**Extract provided**
Item 3. Quantitative and Qualitative Disclosures about Market Risk.

     Our exposure to market risk for changes in interest rates relates primarily to our fixed rate long-term debt and short-term investments in investment grade securities, which consist primarily of federal and state government obligations, commercial paper and corporate bonds. Investments are classified as held-to-maturity and are carried at amortized costs. We do not hedge interest rate exposure or invest in derivative securities. Based on our cash, cash equivalent and short-term investment balances at March 31, 2004, a hypothetical 100-basis point decrease in the interest rates we earn on those investments would decrease our interest income by approximately $307,000 per year and approximately $77,000 per quarter.

     At March 31, 2004, the fair value of our fixed-rate debt approximated its carrying value based upon discounted future cash flows using current market prices.

Item 4. Controls and Procedures.

**Parts of the exercise**
1 – From the market risk disclosure, extract the passage between "Our exposure to" and "approximately $77,000 per quarter.", inclusive.
2 – According to the market risk disclosure, what types of securities make up the short-term investments in investment grade securities? Name each type as the text does.

**Source information**

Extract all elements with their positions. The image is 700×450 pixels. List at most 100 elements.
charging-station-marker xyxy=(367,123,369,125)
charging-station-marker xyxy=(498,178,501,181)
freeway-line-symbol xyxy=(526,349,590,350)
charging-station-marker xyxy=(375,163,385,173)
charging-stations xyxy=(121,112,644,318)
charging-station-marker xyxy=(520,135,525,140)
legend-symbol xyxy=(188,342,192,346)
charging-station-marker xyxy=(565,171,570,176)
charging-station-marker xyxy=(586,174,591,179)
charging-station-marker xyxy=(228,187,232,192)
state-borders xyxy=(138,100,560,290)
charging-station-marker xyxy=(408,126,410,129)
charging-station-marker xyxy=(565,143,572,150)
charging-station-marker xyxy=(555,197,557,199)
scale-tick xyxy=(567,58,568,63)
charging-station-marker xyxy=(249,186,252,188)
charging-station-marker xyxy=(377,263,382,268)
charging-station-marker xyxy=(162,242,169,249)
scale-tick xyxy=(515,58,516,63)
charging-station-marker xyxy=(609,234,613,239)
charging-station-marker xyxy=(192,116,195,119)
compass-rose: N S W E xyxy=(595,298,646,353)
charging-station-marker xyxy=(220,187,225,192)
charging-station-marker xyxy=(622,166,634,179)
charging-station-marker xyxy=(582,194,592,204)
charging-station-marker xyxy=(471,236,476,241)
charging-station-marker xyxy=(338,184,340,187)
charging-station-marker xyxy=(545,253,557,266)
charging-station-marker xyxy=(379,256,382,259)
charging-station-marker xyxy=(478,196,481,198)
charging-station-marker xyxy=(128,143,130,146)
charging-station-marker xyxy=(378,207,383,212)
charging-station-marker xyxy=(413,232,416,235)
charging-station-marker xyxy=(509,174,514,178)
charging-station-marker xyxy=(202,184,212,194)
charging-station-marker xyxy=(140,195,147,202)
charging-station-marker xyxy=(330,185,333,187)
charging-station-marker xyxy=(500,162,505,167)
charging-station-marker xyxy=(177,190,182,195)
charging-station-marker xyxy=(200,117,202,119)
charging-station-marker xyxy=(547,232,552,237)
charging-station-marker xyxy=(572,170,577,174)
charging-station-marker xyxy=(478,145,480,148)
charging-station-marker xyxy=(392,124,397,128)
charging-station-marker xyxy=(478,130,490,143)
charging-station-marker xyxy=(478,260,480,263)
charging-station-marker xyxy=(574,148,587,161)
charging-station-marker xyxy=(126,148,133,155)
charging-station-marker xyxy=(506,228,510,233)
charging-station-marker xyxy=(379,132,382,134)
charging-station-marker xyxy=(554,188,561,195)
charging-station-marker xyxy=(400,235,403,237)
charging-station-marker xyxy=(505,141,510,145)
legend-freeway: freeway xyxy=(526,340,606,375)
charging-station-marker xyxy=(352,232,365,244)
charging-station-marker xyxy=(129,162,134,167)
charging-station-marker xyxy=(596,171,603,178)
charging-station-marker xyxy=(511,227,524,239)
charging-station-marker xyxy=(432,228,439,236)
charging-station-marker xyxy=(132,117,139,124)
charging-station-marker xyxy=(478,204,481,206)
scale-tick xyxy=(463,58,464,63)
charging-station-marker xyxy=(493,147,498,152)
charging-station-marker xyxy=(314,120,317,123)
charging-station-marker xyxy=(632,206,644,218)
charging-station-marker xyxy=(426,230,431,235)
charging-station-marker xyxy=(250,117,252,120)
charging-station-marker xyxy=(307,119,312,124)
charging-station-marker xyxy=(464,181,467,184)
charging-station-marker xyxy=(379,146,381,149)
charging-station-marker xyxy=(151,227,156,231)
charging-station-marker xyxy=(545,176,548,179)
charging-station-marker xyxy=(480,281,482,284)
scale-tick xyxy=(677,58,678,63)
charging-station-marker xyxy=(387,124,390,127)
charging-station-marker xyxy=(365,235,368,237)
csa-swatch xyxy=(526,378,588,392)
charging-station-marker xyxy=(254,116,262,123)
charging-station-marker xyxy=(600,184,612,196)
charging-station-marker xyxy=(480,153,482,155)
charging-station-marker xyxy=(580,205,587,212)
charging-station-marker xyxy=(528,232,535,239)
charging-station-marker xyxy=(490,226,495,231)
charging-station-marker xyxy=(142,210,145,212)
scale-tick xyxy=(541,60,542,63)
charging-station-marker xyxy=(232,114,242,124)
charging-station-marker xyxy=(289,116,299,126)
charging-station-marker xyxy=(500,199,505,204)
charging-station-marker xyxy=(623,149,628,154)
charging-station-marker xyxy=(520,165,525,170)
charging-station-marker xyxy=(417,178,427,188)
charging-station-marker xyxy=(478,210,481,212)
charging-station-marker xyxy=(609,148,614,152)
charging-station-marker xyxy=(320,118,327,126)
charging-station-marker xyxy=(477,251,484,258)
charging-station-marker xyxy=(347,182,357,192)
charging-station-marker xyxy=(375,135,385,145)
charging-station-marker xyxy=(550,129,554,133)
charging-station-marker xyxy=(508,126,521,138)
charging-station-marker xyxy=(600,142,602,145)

**Results by task**
1 –
Our exposure to market risk for changes in interest rates relates primarily to our fixed rate long-term debt and short-term investments in investment grade securities, which consist primarily of federal and state government obligations, commercial paper and corporate bonds. Investments are classified as held-to-maturity and are carried at amortized costs. We do not hedge interest rate exposure or invest in derivative securities. Based on our cash, cash equivalent and short-term investment balances at March 31, 2004, a hypothetical 100-basis point decrease in the interest rates we earn on those investments would decrease our interest income by approximately $307,000 per year and approximately $77,000 per quarter.

2 –
- Federal and state government obligations
- Commercial paper
- Corporate bonds